> **Problem to solve**:
Quote the records that follow in full, leaving the pictures out.

> **Data shown**:
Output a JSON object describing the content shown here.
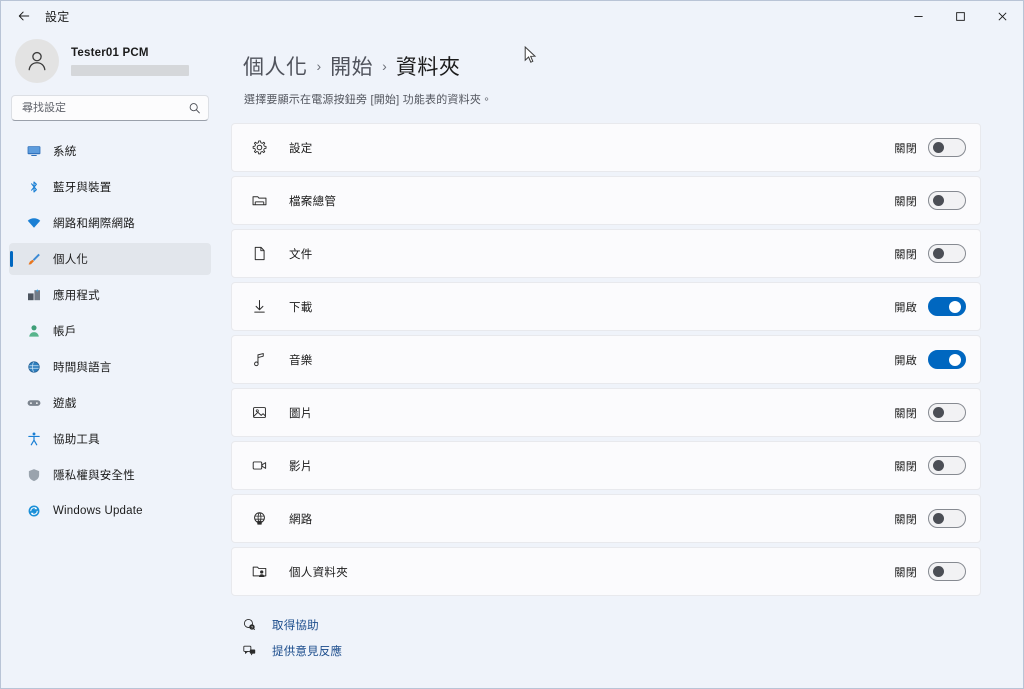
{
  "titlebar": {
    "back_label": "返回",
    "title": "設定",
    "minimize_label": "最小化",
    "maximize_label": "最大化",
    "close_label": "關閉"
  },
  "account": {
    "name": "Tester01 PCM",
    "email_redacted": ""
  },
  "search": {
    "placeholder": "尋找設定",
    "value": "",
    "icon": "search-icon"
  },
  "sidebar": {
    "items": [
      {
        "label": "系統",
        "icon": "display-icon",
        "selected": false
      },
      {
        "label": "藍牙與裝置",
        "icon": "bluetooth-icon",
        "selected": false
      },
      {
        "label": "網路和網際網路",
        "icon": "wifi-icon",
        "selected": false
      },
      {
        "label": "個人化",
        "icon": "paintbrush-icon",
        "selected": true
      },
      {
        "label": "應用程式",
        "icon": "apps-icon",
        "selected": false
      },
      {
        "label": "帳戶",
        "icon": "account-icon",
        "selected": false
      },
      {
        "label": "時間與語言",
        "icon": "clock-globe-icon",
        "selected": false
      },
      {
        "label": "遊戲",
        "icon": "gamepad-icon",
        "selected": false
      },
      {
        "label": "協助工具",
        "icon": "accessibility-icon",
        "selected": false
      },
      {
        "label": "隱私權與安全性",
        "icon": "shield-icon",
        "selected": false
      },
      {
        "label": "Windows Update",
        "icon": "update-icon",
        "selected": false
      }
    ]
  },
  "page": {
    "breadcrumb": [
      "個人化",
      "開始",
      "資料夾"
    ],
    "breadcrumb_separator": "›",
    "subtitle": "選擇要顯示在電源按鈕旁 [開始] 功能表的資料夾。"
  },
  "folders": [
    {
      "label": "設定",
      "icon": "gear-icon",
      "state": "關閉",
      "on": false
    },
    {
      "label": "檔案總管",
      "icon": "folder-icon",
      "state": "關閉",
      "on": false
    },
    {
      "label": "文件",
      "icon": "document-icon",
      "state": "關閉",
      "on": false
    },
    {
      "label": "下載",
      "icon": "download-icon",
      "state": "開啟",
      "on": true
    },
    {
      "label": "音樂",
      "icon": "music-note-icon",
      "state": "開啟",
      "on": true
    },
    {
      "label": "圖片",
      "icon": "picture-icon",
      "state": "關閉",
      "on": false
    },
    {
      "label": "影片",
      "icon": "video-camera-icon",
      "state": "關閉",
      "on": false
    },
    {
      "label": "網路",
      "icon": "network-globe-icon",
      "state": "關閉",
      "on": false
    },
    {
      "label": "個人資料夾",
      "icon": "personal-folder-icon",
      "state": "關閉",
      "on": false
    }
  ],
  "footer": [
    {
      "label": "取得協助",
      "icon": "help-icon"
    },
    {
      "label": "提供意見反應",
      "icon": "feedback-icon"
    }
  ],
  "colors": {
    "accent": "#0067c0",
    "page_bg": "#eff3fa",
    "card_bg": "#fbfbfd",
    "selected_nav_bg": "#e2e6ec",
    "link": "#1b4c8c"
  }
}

> **Problem solution**:
Output a JSON object describing the content shown here.
{
  "titlebar": {
    "back_label": "返回",
    "title": "設定",
    "minimize_label": "最小化",
    "maximize_label": "最大化",
    "close_label": "關閉"
  },
  "account": {
    "name": "Tester01 PCM",
    "email_redacted": ""
  },
  "search": {
    "placeholder": "尋找設定",
    "value": "",
    "icon": "search-icon"
  },
  "sidebar": {
    "items": [
      {
        "label": "系統",
        "icon": "display-icon",
        "selected": false
      },
      {
        "label": "藍牙與裝置",
        "icon": "bluetooth-icon",
        "selected": false
      },
      {
        "label": "網路和網際網路",
        "icon": "wifi-icon",
        "selected": false
      },
      {
        "label": "個人化",
        "icon": "paintbrush-icon",
        "selected": true
      },
      {
        "label": "應用程式",
        "icon": "apps-icon",
        "selected": false
      },
      {
        "label": "帳戶",
        "icon": "account-icon",
        "selected": false
      },
      {
        "label": "時間與語言",
        "icon": "clock-globe-icon",
        "selected": false
      },
      {
        "label": "遊戲",
        "icon": "gamepad-icon",
        "selected": false
      },
      {
        "label": "協助工具",
        "icon": "accessibility-icon",
        "selected": false
      },
      {
        "label": "隱私權與安全性",
        "icon": "shield-icon",
        "selected": false
      },
      {
        "label": "Windows Update",
        "icon": "update-icon",
        "selected": false
      }
    ]
  },
  "page": {
    "breadcrumb": [
      "個人化",
      "開始",
      "資料夾"
    ],
    "breadcrumb_separator": "›",
    "subtitle": "選擇要顯示在電源按鈕旁 [開始] 功能表的資料夾。"
  },
  "folders": [
    {
      "label": "設定",
      "icon": "gear-icon",
      "state": "關閉",
      "on": false
    },
    {
      "label": "檔案總管",
      "icon": "folder-icon",
      "state": "關閉",
      "on": false
    },
    {
      "label": "文件",
      "icon": "document-icon",
      "state": "關閉",
      "on": false
    },
    {
      "label": "下載",
      "icon": "download-icon",
      "state": "開啟",
      "on": true
    },
    {
      "label": "音樂",
      "icon": "music-note-icon",
      "state": "開啟",
      "on": true
    },
    {
      "label": "圖片",
      "icon": "picture-icon",
      "state": "關閉",
      "on": false
    },
    {
      "label": "影片",
      "icon": "video-camera-icon",
      "state": "關閉",
      "on": false
    },
    {
      "label": "網路",
      "icon": "network-globe-icon",
      "state": "關閉",
      "on": false
    },
    {
      "label": "個人資料夾",
      "icon": "personal-folder-icon",
      "state": "關閉",
      "on": false
    }
  ],
  "footer": [
    {
      "label": "取得協助",
      "icon": "help-icon"
    },
    {
      "label": "提供意見反應",
      "icon": "feedback-icon"
    }
  ],
  "colors": {
    "accent": "#0067c0",
    "page_bg": "#eff3fa",
    "card_bg": "#fbfbfd",
    "selected_nav_bg": "#e2e6ec",
    "link": "#1b4c8c"
  }
}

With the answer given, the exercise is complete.